*Aufgaben zur Bearbeitung*.
(A) Prüfe anhand des Berichts vom Juso-Bundeskongress, ob die folgenden Aussagen zutreffen: (i) Der Kongress findet in Bremen statt. (ii) Sercan Alkaya ist 18 Jahre alt. (iii) Vor Alkayas Auftritt hören die Delegierten aufmerksam zu. Antworte jeweils mit Ja oder Nein und zitiere die entscheidenden Worte wörtlich.
(B) Schreibe den Bericht vom Juso-Bundeskongress in Magdeburg im Anschluss an seinen letzten Satz weiter.

*Vorgegebener Text*.

AUS MAGDEBURG ANJA MAIER

Kurz bevor Peer Steinbrück kommt, ist die Antragsdebatte festgefahren. Beim Juso-Bundeskongress in Magdeburg geht es am Samstag um Schülerpraktika, Antrag folgt auf Gegenantrag. Kaum jemand hört noch zu, die Delegierten schwätzen, der Applaus ist dünn. Dann tritt Sercan Alkaya ans Mikrofon. Der 18-jährige Bremer ist Bundeskoordinator der Juso-SchülerInnen, ihn nervt gewaltig, dass die JunggenossInnen so lahm diskutieren. „Ich hab hier mal einen Klopfer, um der Debatte wieder etwas Dynamik zu verleihen.“ Sagt’s, haut ein Fläschchen Wodka Energy aufs Pult und kippt sich den Stoff hinter die Binde. Johlen und Applaus. Magdeburg ist wieder wach.

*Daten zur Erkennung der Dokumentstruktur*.
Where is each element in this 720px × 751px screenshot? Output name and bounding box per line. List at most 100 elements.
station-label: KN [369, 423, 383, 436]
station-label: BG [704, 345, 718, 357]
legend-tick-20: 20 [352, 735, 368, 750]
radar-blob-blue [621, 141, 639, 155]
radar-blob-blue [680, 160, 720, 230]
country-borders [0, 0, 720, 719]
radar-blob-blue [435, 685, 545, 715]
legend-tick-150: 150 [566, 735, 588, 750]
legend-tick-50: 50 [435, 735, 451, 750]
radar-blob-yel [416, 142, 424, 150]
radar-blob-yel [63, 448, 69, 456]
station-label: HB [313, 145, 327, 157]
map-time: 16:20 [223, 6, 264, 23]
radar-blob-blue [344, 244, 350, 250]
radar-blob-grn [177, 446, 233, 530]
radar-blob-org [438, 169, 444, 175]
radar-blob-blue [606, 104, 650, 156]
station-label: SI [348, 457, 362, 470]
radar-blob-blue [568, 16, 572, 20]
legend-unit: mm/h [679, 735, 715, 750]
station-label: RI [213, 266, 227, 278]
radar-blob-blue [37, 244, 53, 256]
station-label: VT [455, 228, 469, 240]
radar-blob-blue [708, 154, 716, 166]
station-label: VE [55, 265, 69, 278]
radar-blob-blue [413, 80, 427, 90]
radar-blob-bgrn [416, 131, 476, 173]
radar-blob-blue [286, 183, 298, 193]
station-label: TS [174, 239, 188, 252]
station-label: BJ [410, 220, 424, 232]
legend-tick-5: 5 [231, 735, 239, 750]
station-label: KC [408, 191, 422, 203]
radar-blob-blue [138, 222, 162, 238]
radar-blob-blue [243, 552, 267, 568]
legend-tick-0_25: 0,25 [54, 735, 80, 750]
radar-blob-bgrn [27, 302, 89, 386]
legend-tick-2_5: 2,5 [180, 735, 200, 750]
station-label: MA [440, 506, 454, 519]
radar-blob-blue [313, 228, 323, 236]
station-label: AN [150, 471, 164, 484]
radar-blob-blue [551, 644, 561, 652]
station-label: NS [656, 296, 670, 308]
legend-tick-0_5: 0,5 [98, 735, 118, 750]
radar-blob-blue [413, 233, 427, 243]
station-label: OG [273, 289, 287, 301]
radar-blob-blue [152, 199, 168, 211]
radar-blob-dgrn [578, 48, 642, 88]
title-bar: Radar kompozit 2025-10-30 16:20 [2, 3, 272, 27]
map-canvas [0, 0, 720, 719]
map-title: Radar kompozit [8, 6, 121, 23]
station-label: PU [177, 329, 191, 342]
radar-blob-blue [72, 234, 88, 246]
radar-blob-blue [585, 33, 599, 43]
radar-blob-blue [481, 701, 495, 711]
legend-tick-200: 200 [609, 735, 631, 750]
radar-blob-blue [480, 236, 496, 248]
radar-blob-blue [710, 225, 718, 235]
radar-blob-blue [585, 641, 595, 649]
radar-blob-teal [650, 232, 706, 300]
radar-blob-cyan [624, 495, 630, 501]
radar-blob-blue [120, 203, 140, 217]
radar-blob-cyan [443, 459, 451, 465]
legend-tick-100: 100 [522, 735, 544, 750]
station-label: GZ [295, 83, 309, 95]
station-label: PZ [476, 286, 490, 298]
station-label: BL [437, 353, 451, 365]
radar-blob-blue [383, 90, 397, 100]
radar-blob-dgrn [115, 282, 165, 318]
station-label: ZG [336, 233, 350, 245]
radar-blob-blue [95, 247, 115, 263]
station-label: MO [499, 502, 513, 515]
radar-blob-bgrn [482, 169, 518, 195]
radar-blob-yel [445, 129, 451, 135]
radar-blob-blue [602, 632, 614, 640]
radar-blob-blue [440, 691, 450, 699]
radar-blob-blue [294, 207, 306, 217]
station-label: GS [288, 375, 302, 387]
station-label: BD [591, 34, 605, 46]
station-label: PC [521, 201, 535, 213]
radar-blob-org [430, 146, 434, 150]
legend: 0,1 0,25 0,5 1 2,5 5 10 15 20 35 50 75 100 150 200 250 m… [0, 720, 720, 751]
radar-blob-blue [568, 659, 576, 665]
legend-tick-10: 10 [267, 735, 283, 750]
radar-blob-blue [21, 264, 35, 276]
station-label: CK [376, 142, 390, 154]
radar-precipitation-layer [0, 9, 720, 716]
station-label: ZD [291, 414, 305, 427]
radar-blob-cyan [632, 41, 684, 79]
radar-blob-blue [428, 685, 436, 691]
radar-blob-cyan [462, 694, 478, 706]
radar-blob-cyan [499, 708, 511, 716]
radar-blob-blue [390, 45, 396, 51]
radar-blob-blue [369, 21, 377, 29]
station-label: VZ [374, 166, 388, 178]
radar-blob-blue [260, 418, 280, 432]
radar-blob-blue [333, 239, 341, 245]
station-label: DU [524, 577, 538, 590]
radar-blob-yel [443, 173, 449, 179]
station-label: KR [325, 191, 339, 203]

*Antworten in Reihenfolge*.
(A)
(i) Nein: „Beim Juso-Bundeskongress in Magdeburg“
(ii) Ja: „Der 18-jährige Bremer“
(iii) Nein: „Kaum jemand hört noch zu, die Delegierten schwätzen“

(B)
Als wenig später der designierte Spitzenkandidat eintrifft, ist der Empfang durchwachsen. Während vor allem die Hamburger und Baden-Württemberger unter den rund 300 Delegierten frenetisch jubeln, rührt sich bei den Berlinern und den Sachsen kaum eine Hand. Steinbrück weiß, es ist kein gewogenes Publikum. Hier sitzen Leute, die noch junge Überzeugungen haben – Leute, die er für seinen Bundestagswahlkampf dringend braucht. Und manche im Saal sollen beim Sonderparteitag im Dezember für ihn stimmen.

„Ihr seid in vielen Fragen anderer Meinung als ich“, beginnt Steinbrück seine Charmeoffensive, „ein Teil von euch hat eine andere Präferenz. Wir müssen hier nichts inszenieren.“ Wenn ihm der Wind ins Gesicht wehe, wehe er auch gegen die Partei „und euch als Jugendorganisation“. Aber er wäre dankbar, wenn sich nun alle den „wirklich dringenden Problemen und politischen Themen in dieser Republik zuwenden könnten“. Dann listet er jene Bereiche auf, die die Sozialdemokraten in ihrem „Gerechtigkeitswahlkampf“ angehen wollen. Arbeitsmarkpolitik, Bildung, Steuern, Geschlechtergerechtigkeit, kommunale Finanzen, Europa – es ist eine jener Reden, die Steinbrück dieser Tage landauf, landab hält.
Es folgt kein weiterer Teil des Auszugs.